» **Directions**
In the report on the Baghdad bombings, what month did Iraqi officials set for the elections?

» **Given text**
Four bombings rock Baghdad

GlobalPost
Updated on
The World

BAGHDAD, Iraq — Suicide bombers struck government buildings and busy intersections in Baghdad Tuesday in a series of coordinated attacks aimed at paralyzing Iraqi institutions as the country heads into national elections.

At the site of one the bombings — the appeals court in western Baghdad — mercy was in particularly short supply.

Iraqi civil defense workers loaded body bags of at least 10 people killed in the blast into ambulances while rescue workers frantically turned over piles of bricks, flinging them aside with their bare hands looking for survivors. Another dozen people were wounded in the mid-morning bombing — one of four that killed more than 70 people and wounded more than 100.

The court moved to the location in Baghdad’s Mansour neighborhood after the Justice Ministry itself was bombed in October. Another car bomb exploded at the temporary quarters of the Finance Ministry, which was bombed in August.

Iraqi explosives experts picking up car parts flung onto the roof of the destroyed court building said a suicide bomber in an olive-colored van loaded with plastic explosives crashed through a metal security barrier before detonating in the parking lot.

A judge with building dust on his suit wandered through the rubble. On a nearby street, children evacuated from a school with its windows blown out waited in a minibus for someone in charge to take them home.

Haider Mohammad, an Iraqi army explosives ordinance detonation expert, carried the license plate of the suicide vehicle in a plastic bag. Wearing the blue disposable gloves that have been one of the U.S. military’s most important lessons to Iraqi forensics teams, allowing the gathering of evidence that is untainted by investigators’ fingerprints, he handed it to an ungloved Iraqi intelligence official to photograph with his cell phone.

“I think the situation will get worse before the elections,” said Mohammad, a veteran of dozens of explosions.

Outside the destroyed court house, U.S. soldiers who directed that neither they nor their vehicles could be photographed, helped secure the street. U.S. combat forces withdrew from the cities in June but have increasingly been asked for help by Iraqi security forces grappling with serious security threats.

Inside, U.S. explosive experts worked with their Iraqi counterparts to gather evidence to run through U.S. and Iraqi labs.

The Iraqi government immediately blamed Al Qaeda in Iraq and Saddam regime loyalists for the attacks. At the bomb site and in the streets though, Iraqis said they believed it was the work of politicians, trying to weaken the chances of competing parties before the elections. Iraqi officials announced Tuesday that elections would be held in March. In parliament, lawmakers demanded that Prime Minister Nouri al-Maliki and senior security officials appear to explain how the bombings had happened.

The court house was immediately adjacent to Baghdad’s Fine Arts Academy, where shattering glass wounded more than 20 students and teachers.

On the main road through Mansour, near an amusement park Ferris wheel that continued to turn, high school student Omar Saleh had just been to the academy looking for his cousin, Taysin.

“I’ve been calling her for hours but there’s no reply,” he said.

Two other theater students in the building at the time of the blast said they were planning to go back to school the next day if it was open because they needed to rehearse for a play.

Rami Hussein was directing a modern adaptation of the ancient tale of Gilgamesh, a legendary ruler.

“We are waiting for Gilgamesh,” said the producer Adel al-Shami.

» **Information provided**
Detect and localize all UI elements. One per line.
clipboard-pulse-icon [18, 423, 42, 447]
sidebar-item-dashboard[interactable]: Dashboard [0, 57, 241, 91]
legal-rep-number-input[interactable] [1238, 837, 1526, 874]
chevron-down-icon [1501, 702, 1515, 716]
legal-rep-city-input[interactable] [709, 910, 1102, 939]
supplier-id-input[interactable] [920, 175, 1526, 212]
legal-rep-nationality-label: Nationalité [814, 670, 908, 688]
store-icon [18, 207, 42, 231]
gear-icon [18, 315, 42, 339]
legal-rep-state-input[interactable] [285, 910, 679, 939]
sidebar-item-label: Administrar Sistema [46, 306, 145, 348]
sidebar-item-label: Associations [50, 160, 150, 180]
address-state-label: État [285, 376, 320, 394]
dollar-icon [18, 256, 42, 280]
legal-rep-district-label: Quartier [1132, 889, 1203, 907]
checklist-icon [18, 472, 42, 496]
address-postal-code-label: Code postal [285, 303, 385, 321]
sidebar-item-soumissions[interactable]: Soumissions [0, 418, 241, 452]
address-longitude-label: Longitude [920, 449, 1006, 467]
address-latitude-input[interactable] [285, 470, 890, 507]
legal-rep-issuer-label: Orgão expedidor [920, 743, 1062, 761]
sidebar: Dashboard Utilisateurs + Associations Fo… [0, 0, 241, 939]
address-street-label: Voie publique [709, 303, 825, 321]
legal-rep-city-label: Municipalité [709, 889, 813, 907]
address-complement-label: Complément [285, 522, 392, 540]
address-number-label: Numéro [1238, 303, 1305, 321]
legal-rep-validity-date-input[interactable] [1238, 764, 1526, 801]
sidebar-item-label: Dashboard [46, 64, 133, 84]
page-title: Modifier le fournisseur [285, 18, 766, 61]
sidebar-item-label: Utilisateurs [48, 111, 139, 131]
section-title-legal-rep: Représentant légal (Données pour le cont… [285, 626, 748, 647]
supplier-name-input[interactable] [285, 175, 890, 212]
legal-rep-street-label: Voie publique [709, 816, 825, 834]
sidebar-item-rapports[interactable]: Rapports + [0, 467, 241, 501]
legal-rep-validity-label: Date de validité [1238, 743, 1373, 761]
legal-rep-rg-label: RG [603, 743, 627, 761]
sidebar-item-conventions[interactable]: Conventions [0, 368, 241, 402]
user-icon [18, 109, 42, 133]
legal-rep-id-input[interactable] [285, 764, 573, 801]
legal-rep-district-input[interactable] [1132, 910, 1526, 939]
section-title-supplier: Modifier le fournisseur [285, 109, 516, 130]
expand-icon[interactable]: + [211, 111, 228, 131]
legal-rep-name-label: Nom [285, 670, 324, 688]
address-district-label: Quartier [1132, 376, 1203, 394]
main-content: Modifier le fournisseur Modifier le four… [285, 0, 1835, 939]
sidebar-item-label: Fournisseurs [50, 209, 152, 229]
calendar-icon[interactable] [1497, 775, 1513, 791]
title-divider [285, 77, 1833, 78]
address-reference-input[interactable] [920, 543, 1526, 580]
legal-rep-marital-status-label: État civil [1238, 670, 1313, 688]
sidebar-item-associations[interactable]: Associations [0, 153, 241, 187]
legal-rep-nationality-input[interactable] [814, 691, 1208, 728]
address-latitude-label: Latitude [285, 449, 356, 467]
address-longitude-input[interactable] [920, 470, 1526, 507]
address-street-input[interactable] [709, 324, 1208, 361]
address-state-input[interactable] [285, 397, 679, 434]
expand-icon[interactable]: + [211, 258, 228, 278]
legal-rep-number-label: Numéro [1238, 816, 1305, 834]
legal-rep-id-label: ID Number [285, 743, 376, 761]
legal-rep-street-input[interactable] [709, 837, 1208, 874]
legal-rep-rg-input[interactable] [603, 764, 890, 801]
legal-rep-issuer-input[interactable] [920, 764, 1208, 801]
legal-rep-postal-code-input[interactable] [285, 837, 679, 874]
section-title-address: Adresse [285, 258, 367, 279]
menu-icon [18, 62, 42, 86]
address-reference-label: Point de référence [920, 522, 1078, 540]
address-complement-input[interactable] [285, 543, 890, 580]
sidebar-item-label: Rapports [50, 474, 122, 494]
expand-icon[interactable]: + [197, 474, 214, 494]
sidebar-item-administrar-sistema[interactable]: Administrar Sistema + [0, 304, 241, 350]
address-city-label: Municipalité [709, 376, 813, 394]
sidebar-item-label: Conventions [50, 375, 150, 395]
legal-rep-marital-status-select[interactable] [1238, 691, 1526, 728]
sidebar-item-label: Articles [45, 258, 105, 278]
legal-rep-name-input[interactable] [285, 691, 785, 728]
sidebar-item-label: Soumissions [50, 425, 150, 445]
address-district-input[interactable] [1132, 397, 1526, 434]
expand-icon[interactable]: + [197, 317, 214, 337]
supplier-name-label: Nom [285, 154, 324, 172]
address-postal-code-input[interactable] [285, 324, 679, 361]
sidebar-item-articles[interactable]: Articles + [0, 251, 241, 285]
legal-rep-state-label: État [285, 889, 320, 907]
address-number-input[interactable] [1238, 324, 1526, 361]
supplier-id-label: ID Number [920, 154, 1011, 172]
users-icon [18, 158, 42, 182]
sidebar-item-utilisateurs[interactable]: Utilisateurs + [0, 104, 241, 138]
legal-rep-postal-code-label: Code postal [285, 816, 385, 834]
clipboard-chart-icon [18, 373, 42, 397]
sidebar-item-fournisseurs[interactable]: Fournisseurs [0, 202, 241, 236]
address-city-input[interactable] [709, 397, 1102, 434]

» **Response**
March